__SOURCE DOCUMENT__:

# 7.3: Properties of Matrices

The objects of study in linear algebra are linear operators. We have seen that linear operators can be represented as matrices through choices of ordered bases, and that matrices provide a means of efficient computation.

We now begin an in depth study of matrices.

Definition

An $$r\times k$$ matrix $$M=(m^{i}_{j})$$ for $$i=1, \ldots, r; j=1, \ldots, k$$ is a rectangular array of real (or complex) numbers:

$M = \begin{pmatrix} m_{1}^{1} & m_{2}^{1} & \cdots & m_{k}^{1} \\ m_{1}^{2} & m_{2}^{2} & \cdots & m_{k}^{2} \\ \vdots & \vdots & & \vdots \\ m_{1}^{r} & m_{2}^{r} & \cdots & m_{k}^{r} \\ \end{pmatrix}\, .$
The numbers $$m^{i}_{j}$$ are called entries. The superscript indexes the row of the matrix and the subscript indexes the column of the matrix in which $$m_{j}^{i}$$ appears.

An $$r\times 1$$ matrix $$v = (v^{r}_{1}) = (v^{r})$$ is called a column vector, written $$v = \begin{pmatrix}v^{1}\\v^{2}\\ \vdots \\ v^{r} \end{pmatrix}\, .$$  A $$1\times k$$ matrix $$v = (v^{1}_{k}) = (v_{k})$$ is called a $$\textit{row vector}$$, written $$v = \begin{pmatrix}v_{1} & v_{2} & \cdots & v_{k} \end{pmatrix}\, .$$

The $$\textit{transpose of a column vector}$$ is the corresponding row vector and vice versa:

Example 73

Let
$$v=\begin{pmatrix}1\\2\\3\end{pmatrix}\, .$$
Then
$$v^{T}=\begin{pmatrix}1 &2 &3\end{pmatrix}\, ,$$
and $$(v^{T})^{T}=v$$.

A matrix is  an efficient way to store information:

Example 74

In computer graphics, you may have encountered image files with a .gif extension. These files are actually just matrices: at the start of the file the size of the matrix is given, after which each number is a matrix entry indicating the color of a particular pixel in the image.

This matrix  then has its rows shuffled a bit: by listing, say, every eighth row, a web browser downloading the file can start displaying an incomplete version of the picture before the download is complete.

Finally, a compression algorithm is applied to the matrix to reduce the file size.

Example 75

Graphs occur in many applications, ranging from telephone networks to airline routes. In the subject of $$\textit{graph theory}$$, a graph is just a collection of vertices and some edges connecting vertices. A matrix can be used to indicate how many edges attach one vertex to another.

__TASK BRIEF__:
Return the passage from the matrix properties text from "# 7.3: Properties" up to and including "study of matrices.", copied word for word.

__SUPPLIED INFORMATION__:
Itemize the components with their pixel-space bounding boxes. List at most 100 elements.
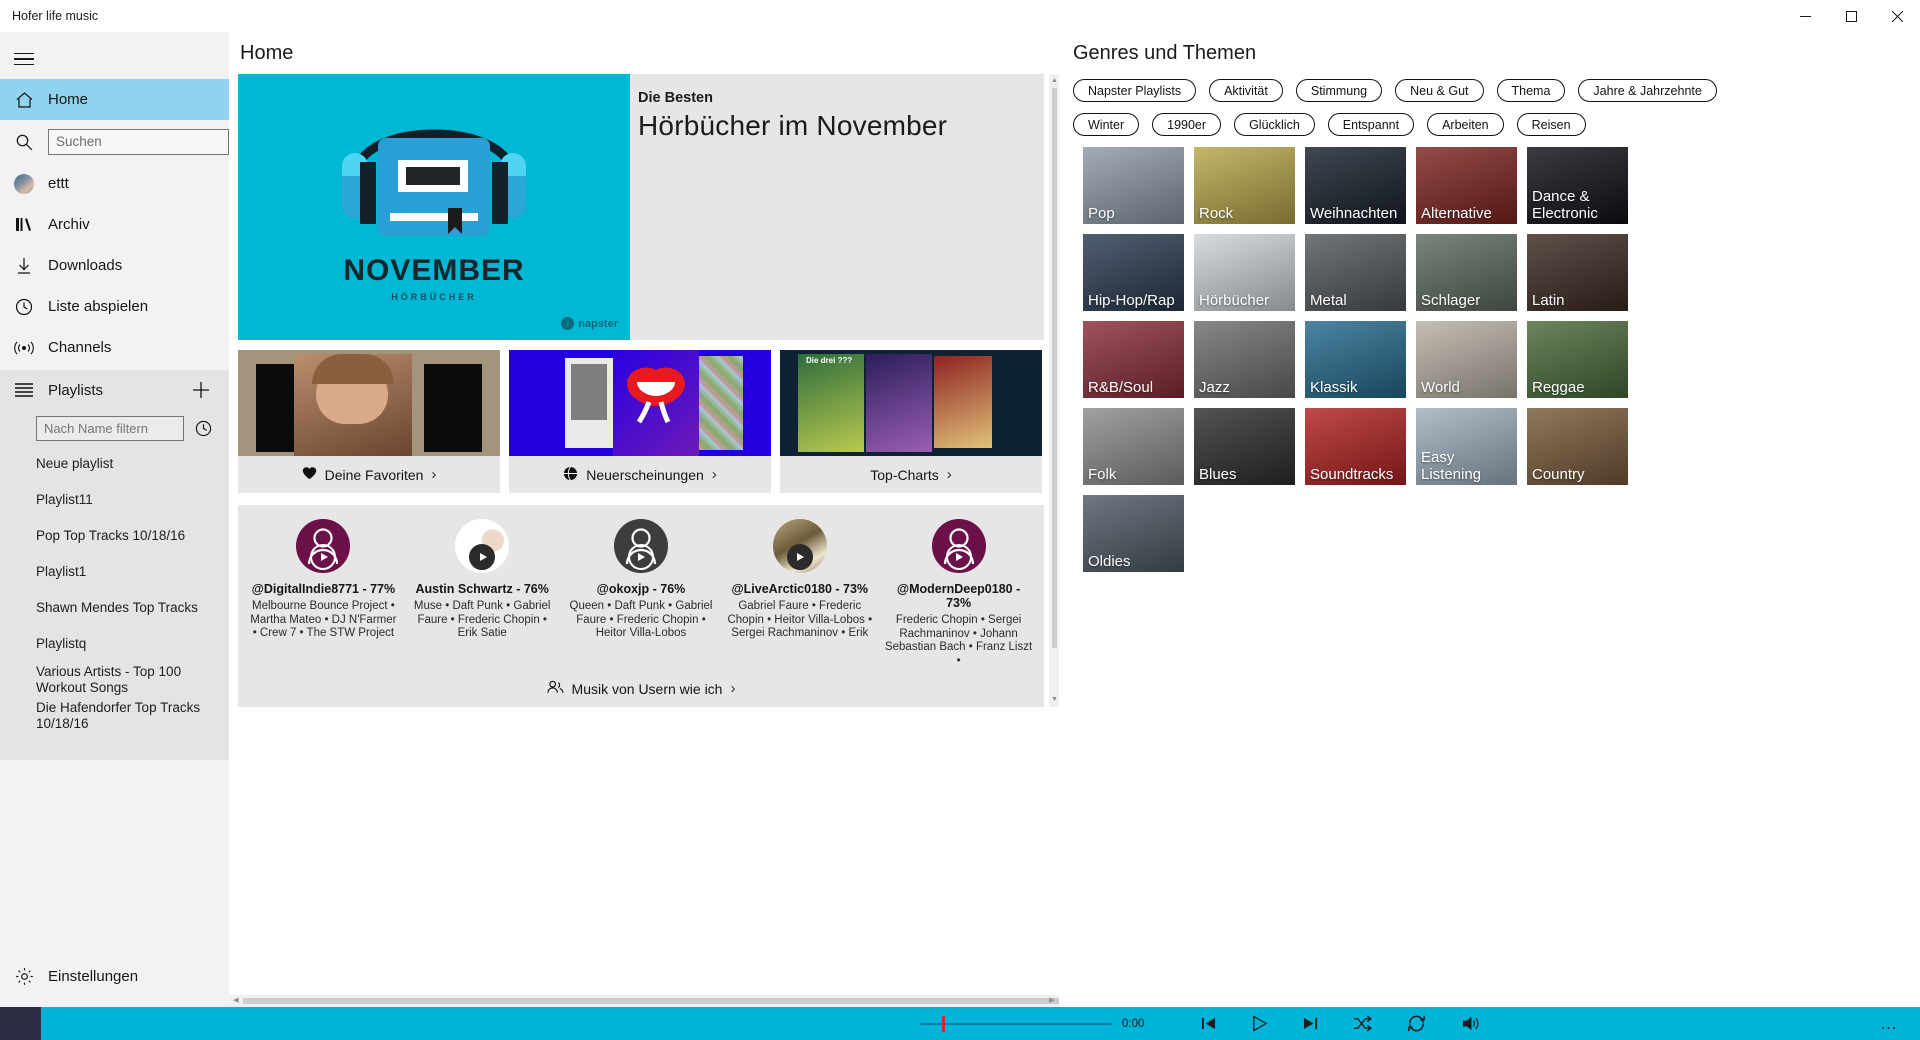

__ANSWER BELOW__:
# 7.3: Properties of Matrices

The objects of study in linear algebra are linear operators. We have seen that linear operators can be represented as matrices through choices of ordered bases, and that matrices provide a means of efficient computation.

We now begin an in depth study of matrices.